DIRECTIONS FOR THIS TASK: Retype every entry word for word.

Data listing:
┌────────
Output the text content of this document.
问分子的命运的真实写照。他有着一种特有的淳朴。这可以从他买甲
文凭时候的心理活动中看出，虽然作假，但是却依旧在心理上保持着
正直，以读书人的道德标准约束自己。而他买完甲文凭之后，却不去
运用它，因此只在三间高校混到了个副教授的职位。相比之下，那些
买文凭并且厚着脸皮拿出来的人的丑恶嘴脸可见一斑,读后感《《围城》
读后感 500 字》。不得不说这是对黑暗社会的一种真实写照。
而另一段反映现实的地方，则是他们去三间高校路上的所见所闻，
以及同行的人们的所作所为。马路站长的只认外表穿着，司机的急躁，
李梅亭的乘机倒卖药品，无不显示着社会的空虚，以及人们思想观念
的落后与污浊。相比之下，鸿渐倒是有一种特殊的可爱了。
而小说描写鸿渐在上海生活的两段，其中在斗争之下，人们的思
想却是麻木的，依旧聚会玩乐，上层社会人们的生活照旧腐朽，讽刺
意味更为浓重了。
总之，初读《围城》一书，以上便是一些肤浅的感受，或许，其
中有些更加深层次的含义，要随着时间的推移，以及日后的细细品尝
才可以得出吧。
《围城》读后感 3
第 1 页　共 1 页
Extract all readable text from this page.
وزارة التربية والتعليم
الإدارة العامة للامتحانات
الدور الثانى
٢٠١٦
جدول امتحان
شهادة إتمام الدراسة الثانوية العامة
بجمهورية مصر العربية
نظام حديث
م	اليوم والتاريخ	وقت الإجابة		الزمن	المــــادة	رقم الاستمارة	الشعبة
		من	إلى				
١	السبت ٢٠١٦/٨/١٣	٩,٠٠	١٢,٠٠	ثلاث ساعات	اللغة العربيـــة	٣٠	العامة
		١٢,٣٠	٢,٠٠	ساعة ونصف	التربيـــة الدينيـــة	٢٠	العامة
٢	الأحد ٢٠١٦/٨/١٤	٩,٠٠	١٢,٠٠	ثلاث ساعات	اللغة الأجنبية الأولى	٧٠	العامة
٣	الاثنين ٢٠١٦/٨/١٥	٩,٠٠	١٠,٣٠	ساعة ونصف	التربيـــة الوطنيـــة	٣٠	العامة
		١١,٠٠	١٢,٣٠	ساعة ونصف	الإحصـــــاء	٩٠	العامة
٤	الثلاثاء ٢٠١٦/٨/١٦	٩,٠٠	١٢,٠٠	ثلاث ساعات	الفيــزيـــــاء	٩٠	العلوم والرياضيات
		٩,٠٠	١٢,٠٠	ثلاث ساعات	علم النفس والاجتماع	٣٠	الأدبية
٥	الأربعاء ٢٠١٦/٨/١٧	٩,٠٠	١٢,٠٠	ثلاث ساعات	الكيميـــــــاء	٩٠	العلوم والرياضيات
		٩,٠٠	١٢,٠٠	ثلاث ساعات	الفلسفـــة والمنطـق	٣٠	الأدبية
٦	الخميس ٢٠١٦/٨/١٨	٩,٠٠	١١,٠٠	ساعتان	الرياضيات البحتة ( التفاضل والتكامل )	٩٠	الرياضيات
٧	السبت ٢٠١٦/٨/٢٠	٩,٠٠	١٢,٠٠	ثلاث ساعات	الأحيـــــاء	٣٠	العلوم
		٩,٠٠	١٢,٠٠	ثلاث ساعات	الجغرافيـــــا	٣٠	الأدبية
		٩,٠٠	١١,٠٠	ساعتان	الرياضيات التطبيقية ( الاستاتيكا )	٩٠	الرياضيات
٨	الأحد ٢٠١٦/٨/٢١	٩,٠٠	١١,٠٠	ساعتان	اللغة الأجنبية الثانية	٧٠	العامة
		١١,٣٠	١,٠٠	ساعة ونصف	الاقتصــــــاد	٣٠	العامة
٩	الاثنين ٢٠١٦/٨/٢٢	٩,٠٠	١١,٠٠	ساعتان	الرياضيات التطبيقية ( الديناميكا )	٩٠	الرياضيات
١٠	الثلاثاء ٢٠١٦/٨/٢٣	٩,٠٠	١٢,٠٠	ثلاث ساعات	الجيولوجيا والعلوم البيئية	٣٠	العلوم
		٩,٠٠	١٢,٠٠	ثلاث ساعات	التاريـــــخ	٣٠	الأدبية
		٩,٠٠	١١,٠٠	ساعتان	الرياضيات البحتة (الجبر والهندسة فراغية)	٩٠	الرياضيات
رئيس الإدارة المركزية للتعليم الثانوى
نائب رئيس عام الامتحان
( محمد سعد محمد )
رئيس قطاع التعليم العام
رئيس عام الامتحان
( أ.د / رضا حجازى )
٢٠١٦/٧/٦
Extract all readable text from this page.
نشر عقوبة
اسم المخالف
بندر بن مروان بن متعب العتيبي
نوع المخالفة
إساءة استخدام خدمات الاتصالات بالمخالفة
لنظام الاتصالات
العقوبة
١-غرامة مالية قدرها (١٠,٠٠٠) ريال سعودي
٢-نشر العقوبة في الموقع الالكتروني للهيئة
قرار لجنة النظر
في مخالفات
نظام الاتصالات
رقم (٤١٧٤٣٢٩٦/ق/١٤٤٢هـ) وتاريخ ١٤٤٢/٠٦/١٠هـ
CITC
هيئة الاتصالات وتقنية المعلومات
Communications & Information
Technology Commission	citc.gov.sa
└────────
FINISHED TASK:
Output the text content of this document.
问分子的命运的真实写照。他有着一种特有的淳朴。这可以从他买甲
文凭时候的心理活动中看出，虽然作假，但是却依旧在心理上保持着
正直，以读书人的道德标准约束自己。而他买完甲文凭之后，却不去
运用它，因此只在三间高校混到了个副教授的职位。相比之下，那些
买文凭并且厚着脸皮拿出来的人的丑恶嘴脸可见一斑,读后感《《围城》
读后感 500 字》。不得不说这是对黑暗社会的一种真实写照。
而另一段反映现实的地方，则是他们去三间高校路上的所见所闻，
以及同行的人们的所作所为。马路站长的只认外表穿着，司机的急躁，
李梅亭的乘机倒卖药品，无不显示着社会的空虚，以及人们思想观念
的落后与污浊。相比之下，鸿渐倒是有一种特殊的可爱了。
而小说描写鸿渐在上海生活的两段，其中在斗争之下，人们的思
想却是麻木的，依旧聚会玩乐，上层社会人们的生活照旧腐朽，讽刺
意味更为浓重了。
总之，初读《围城》一书，以上便是一些肤浅的感受，或许，其
中有些更加深层次的含义，要随着时间的推移，以及日后的细细品尝
才可以得出吧。
《围城》读后感 3
第 1 页　共 1 页
Extract all readable text from this page.
وزارة التربية والتعليم
الإدارة العامة للامتحانات
الدور الثانى
٢٠١٦
جدول امتحان
شهادة إتمام الدراسة الثانوية العامة
بجمهورية مصر العربية
نظام حديث
م	اليوم والتاريخ	وقت الإجابة		الزمن	المــــادة	رقم الاستمارة	الشعبة
		من	إلى				
١	السبت ٢٠١٦/٨/١٣	٩,٠٠	١٢,٠٠	ثلاث ساعات	اللغة العربيـــة	٣٠	العامة
		١٢,٣٠	٢,٠٠	ساعة ونصف	التربيـــة الدينيـــة	٢٠	العامة
٢	الأحد ٢٠١٦/٨/١٤	٩,٠٠	١٢,٠٠	ثلاث ساعات	اللغة الأجنبية الأولى	٧٠	العامة
٣	الاثنين ٢٠١٦/٨/١٥	٩,٠٠	١٠,٣٠	ساعة ونصف	التربيـــة الوطنيـــة	٣٠	العامة
		١١,٠٠	١٢,٣٠	ساعة ونصف	الإحصـــــاء	٩٠	العامة
٤	الثلاثاء ٢٠١٦/٨/١٦	٩,٠٠	١٢,٠٠	ثلاث ساعات	الفيــزيـــــاء	٩٠	العلوم والرياضيات
		٩,٠٠	١٢,٠٠	ثلاث ساعات	علم النفس والاجتماع	٣٠	الأدبية
٥	الأربعاء ٢٠١٦/٨/١٧	٩,٠٠	١٢,٠٠	ثلاث ساعات	الكيميـــــــاء	٩٠	العلوم والرياضيات
		٩,٠٠	١٢,٠٠	ثلاث ساعات	الفلسفـــة والمنطـق	٣٠	الأدبية
٦	الخميس ٢٠١٦/٨/١٨	٩,٠٠	١١,٠٠	ساعتان	الرياضيات البحتة ( التفاضل والتكامل )	٩٠	الرياضيات
٧	السبت ٢٠١٦/٨/٢٠	٩,٠٠	١٢,٠٠	ثلاث ساعات	الأحيـــــاء	٣٠	العلوم
		٩,٠٠	١٢,٠٠	ثلاث ساعات	الجغرافيـــــا	٣٠	الأدبية
		٩,٠٠	١١,٠٠	ساعتان	الرياضيات التطبيقية ( الاستاتيكا )	٩٠	الرياضيات
٨	الأحد ٢٠١٦/٨/٢١	٩,٠٠	١١,٠٠	ساعتان	اللغة الأجنبية الثانية	٧٠	العامة
		١١,٣٠	١,٠٠	ساعة ونصف	الاقتصــــــاد	٣٠	العامة
٩	الاثنين ٢٠١٦/٨/٢٢	٩,٠٠	١١,٠٠	ساعتان	الرياضيات التطبيقية ( الديناميكا )	٩٠	الرياضيات
١٠	الثلاثاء ٢٠١٦/٨/٢٣	٩,٠٠	١٢,٠٠	ثلاث ساعات	الجيولوجيا والعلوم البيئية	٣٠	العلوم
		٩,٠٠	١٢,٠٠	ثلاث ساعات	التاريـــــخ	٣٠	الأدبية
		٩,٠٠	١١,٠٠	ساعتان	الرياضيات البحتة (الجبر والهندسة فراغية)	٩٠	الرياضيات
رئيس الإدارة المركزية للتعليم الثانوى
نائب رئيس عام الامتحان
( محمد سعد محمد )
رئيس قطاع التعليم العام
رئيس عام الامتحان
( أ.د / رضا حجازى )
٢٠١٦/٧/٦
Extract all readable text from this page.
نشر عقوبة
اسم المخالف
بندر بن مروان بن متعب العتيبي
نوع المخالفة
إساءة استخدام خدمات الاتصالات بالمخالفة
لنظام الاتصالات
العقوبة
١-غرامة مالية قدرها (١٠,٠٠٠) ريال سعودي
٢-نشر العقوبة في الموقع الالكتروني للهيئة
قرار لجنة النظر
في مخالفات
نظام الاتصالات
رقم (٤١٧٤٣٢٩٦/ق/١٤٤٢هـ) وتاريخ ١٤٤٢/٠٦/١٠هـ
CITC
هيئة الاتصالات وتقنية المعلومات
Communications & Information
Technology Commission	citc.gov.sa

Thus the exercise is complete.